[start]
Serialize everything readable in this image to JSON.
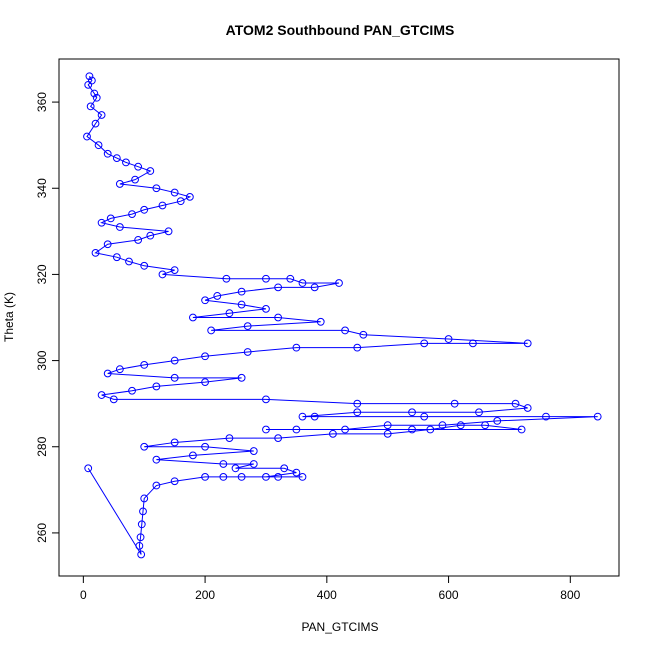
{
  "chart_data": {
    "type": "scatter",
    "title": "ATOM2 Southbound PAN_GTCIMS",
    "xlabel": "PAN_GTCIMS",
    "ylabel": "Theta (K)",
    "xlim": [
      -40,
      880
    ],
    "ylim": [
      250,
      370
    ],
    "xticks": [
      0,
      200,
      400,
      600,
      800
    ],
    "yticks": [
      260,
      280,
      300,
      320,
      340,
      360
    ],
    "grid": false,
    "legend": "none",
    "series_color": "#0000ff",
    "marker": "open-circle",
    "connect_points": true,
    "series": [
      {
        "points": [
          [
            10,
            366
          ],
          [
            14,
            365
          ],
          [
            8,
            364
          ],
          [
            18,
            362
          ],
          [
            22,
            361
          ],
          [
            12,
            359
          ],
          [
            30,
            357
          ],
          [
            20,
            355
          ],
          [
            6,
            352
          ],
          [
            25,
            350
          ],
          [
            40,
            348
          ],
          [
            55,
            347
          ],
          [
            70,
            346
          ],
          [
            90,
            345
          ],
          [
            110,
            344
          ],
          [
            85,
            342
          ],
          [
            60,
            341
          ],
          [
            120,
            340
          ],
          [
            150,
            339
          ],
          [
            175,
            338
          ],
          [
            160,
            337
          ],
          [
            130,
            336
          ],
          [
            100,
            335
          ],
          [
            80,
            334
          ],
          [
            45,
            333
          ],
          [
            30,
            332
          ],
          [
            60,
            331
          ],
          [
            140,
            330
          ],
          [
            110,
            329
          ],
          [
            90,
            328
          ],
          [
            40,
            327
          ],
          [
            20,
            325
          ],
          [
            55,
            324
          ],
          [
            75,
            323
          ],
          [
            100,
            322
          ],
          [
            150,
            321
          ],
          [
            130,
            320
          ],
          [
            235,
            319
          ],
          [
            300,
            319
          ],
          [
            340,
            319
          ],
          [
            360,
            318
          ],
          [
            420,
            318
          ],
          [
            380,
            317
          ],
          [
            320,
            317
          ],
          [
            260,
            316
          ],
          [
            220,
            315
          ],
          [
            200,
            314
          ],
          [
            260,
            313
          ],
          [
            300,
            312
          ],
          [
            240,
            311
          ],
          [
            180,
            310
          ],
          [
            320,
            310
          ],
          [
            390,
            309
          ],
          [
            270,
            308
          ],
          [
            210,
            307
          ],
          [
            430,
            307
          ],
          [
            460,
            306
          ],
          [
            600,
            305
          ],
          [
            730,
            304
          ],
          [
            640,
            304
          ],
          [
            560,
            304
          ],
          [
            450,
            303
          ],
          [
            350,
            303
          ],
          [
            270,
            302
          ],
          [
            200,
            301
          ],
          [
            150,
            300
          ],
          [
            100,
            299
          ],
          [
            60,
            298
          ],
          [
            40,
            297
          ],
          [
            150,
            296
          ],
          [
            260,
            296
          ],
          [
            200,
            295
          ],
          [
            120,
            294
          ],
          [
            80,
            293
          ],
          [
            30,
            292
          ],
          [
            50,
            291
          ],
          [
            300,
            291
          ],
          [
            450,
            290
          ],
          [
            610,
            290
          ],
          [
            710,
            290
          ],
          [
            730,
            289
          ],
          [
            650,
            288
          ],
          [
            540,
            288
          ],
          [
            450,
            288
          ],
          [
            360,
            287
          ],
          [
            380,
            287
          ],
          [
            560,
            287
          ],
          [
            760,
            287
          ],
          [
            845,
            287
          ],
          [
            680,
            286
          ],
          [
            590,
            285
          ],
          [
            500,
            285
          ],
          [
            430,
            284
          ],
          [
            350,
            284
          ],
          [
            300,
            284
          ],
          [
            540,
            284
          ],
          [
            720,
            284
          ],
          [
            660,
            285
          ],
          [
            620,
            285
          ],
          [
            570,
            284
          ],
          [
            500,
            283
          ],
          [
            410,
            283
          ],
          [
            320,
            282
          ],
          [
            240,
            282
          ],
          [
            150,
            281
          ],
          [
            100,
            280
          ],
          [
            200,
            280
          ],
          [
            280,
            279
          ],
          [
            180,
            278
          ],
          [
            120,
            277
          ],
          [
            230,
            276
          ],
          [
            280,
            276
          ],
          [
            250,
            275
          ],
          [
            330,
            275
          ],
          [
            350,
            274
          ],
          [
            300,
            273
          ],
          [
            260,
            273
          ],
          [
            230,
            273
          ],
          [
            320,
            273
          ],
          [
            360,
            273
          ],
          [
            200,
            273
          ],
          [
            150,
            272
          ],
          [
            120,
            271
          ],
          [
            100,
            268
          ],
          [
            98,
            265
          ],
          [
            96,
            262
          ],
          [
            94,
            259
          ],
          [
            92,
            257
          ],
          [
            95,
            255
          ],
          [
            8,
            275
          ]
        ]
      }
    ]
  }
}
[end]
--- Task instructions ---
Drop the images and quote the entries word for word.

--- Written response ---
Serialize everything readable in this image to JSON.
{
  "chart_data": {
    "type": "scatter",
    "title": "ATOM2 Southbound PAN_GTCIMS",
    "xlabel": "PAN_GTCIMS",
    "ylabel": "Theta (K)",
    "xlim": [
      -40,
      880
    ],
    "ylim": [
      250,
      370
    ],
    "xticks": [
      0,
      200,
      400,
      600,
      800
    ],
    "yticks": [
      260,
      280,
      300,
      320,
      340,
      360
    ],
    "grid": false,
    "legend": "none",
    "series_color": "#0000ff",
    "marker": "open-circle",
    "connect_points": true,
    "series": [
      {
        "points": [
          [
            10,
            366
          ],
          [
            14,
            365
          ],
          [
            8,
            364
          ],
          [
            18,
            362
          ],
          [
            22,
            361
          ],
          [
            12,
            359
          ],
          [
            30,
            357
          ],
          [
            20,
            355
          ],
          [
            6,
            352
          ],
          [
            25,
            350
          ],
          [
            40,
            348
          ],
          [
            55,
            347
          ],
          [
            70,
            346
          ],
          [
            90,
            345
          ],
          [
            110,
            344
          ],
          [
            85,
            342
          ],
          [
            60,
            341
          ],
          [
            120,
            340
          ],
          [
            150,
            339
          ],
          [
            175,
            338
          ],
          [
            160,
            337
          ],
          [
            130,
            336
          ],
          [
            100,
            335
          ],
          [
            80,
            334
          ],
          [
            45,
            333
          ],
          [
            30,
            332
          ],
          [
            60,
            331
          ],
          [
            140,
            330
          ],
          [
            110,
            329
          ],
          [
            90,
            328
          ],
          [
            40,
            327
          ],
          [
            20,
            325
          ],
          [
            55,
            324
          ],
          [
            75,
            323
          ],
          [
            100,
            322
          ],
          [
            150,
            321
          ],
          [
            130,
            320
          ],
          [
            235,
            319
          ],
          [
            300,
            319
          ],
          [
            340,
            319
          ],
          [
            360,
            318
          ],
          [
            420,
            318
          ],
          [
            380,
            317
          ],
          [
            320,
            317
          ],
          [
            260,
            316
          ],
          [
            220,
            315
          ],
          [
            200,
            314
          ],
          [
            260,
            313
          ],
          [
            300,
            312
          ],
          [
            240,
            311
          ],
          [
            180,
            310
          ],
          [
            320,
            310
          ],
          [
            390,
            309
          ],
          [
            270,
            308
          ],
          [
            210,
            307
          ],
          [
            430,
            307
          ],
          [
            460,
            306
          ],
          [
            600,
            305
          ],
          [
            730,
            304
          ],
          [
            640,
            304
          ],
          [
            560,
            304
          ],
          [
            450,
            303
          ],
          [
            350,
            303
          ],
          [
            270,
            302
          ],
          [
            200,
            301
          ],
          [
            150,
            300
          ],
          [
            100,
            299
          ],
          [
            60,
            298
          ],
          [
            40,
            297
          ],
          [
            150,
            296
          ],
          [
            260,
            296
          ],
          [
            200,
            295
          ],
          [
            120,
            294
          ],
          [
            80,
            293
          ],
          [
            30,
            292
          ],
          [
            50,
            291
          ],
          [
            300,
            291
          ],
          [
            450,
            290
          ],
          [
            610,
            290
          ],
          [
            710,
            290
          ],
          [
            730,
            289
          ],
          [
            650,
            288
          ],
          [
            540,
            288
          ],
          [
            450,
            288
          ],
          [
            360,
            287
          ],
          [
            380,
            287
          ],
          [
            560,
            287
          ],
          [
            760,
            287
          ],
          [
            845,
            287
          ],
          [
            680,
            286
          ],
          [
            590,
            285
          ],
          [
            500,
            285
          ],
          [
            430,
            284
          ],
          [
            350,
            284
          ],
          [
            300,
            284
          ],
          [
            540,
            284
          ],
          [
            720,
            284
          ],
          [
            660,
            285
          ],
          [
            620,
            285
          ],
          [
            570,
            284
          ],
          [
            500,
            283
          ],
          [
            410,
            283
          ],
          [
            320,
            282
          ],
          [
            240,
            282
          ],
          [
            150,
            281
          ],
          [
            100,
            280
          ],
          [
            200,
            280
          ],
          [
            280,
            279
          ],
          [
            180,
            278
          ],
          [
            120,
            277
          ],
          [
            230,
            276
          ],
          [
            280,
            276
          ],
          [
            250,
            275
          ],
          [
            330,
            275
          ],
          [
            350,
            274
          ],
          [
            300,
            273
          ],
          [
            260,
            273
          ],
          [
            230,
            273
          ],
          [
            320,
            273
          ],
          [
            360,
            273
          ],
          [
            200,
            273
          ],
          [
            150,
            272
          ],
          [
            120,
            271
          ],
          [
            100,
            268
          ],
          [
            98,
            265
          ],
          [
            96,
            262
          ],
          [
            94,
            259
          ],
          [
            92,
            257
          ],
          [
            95,
            255
          ],
          [
            8,
            275
          ]
        ]
      }
    ]
  }
}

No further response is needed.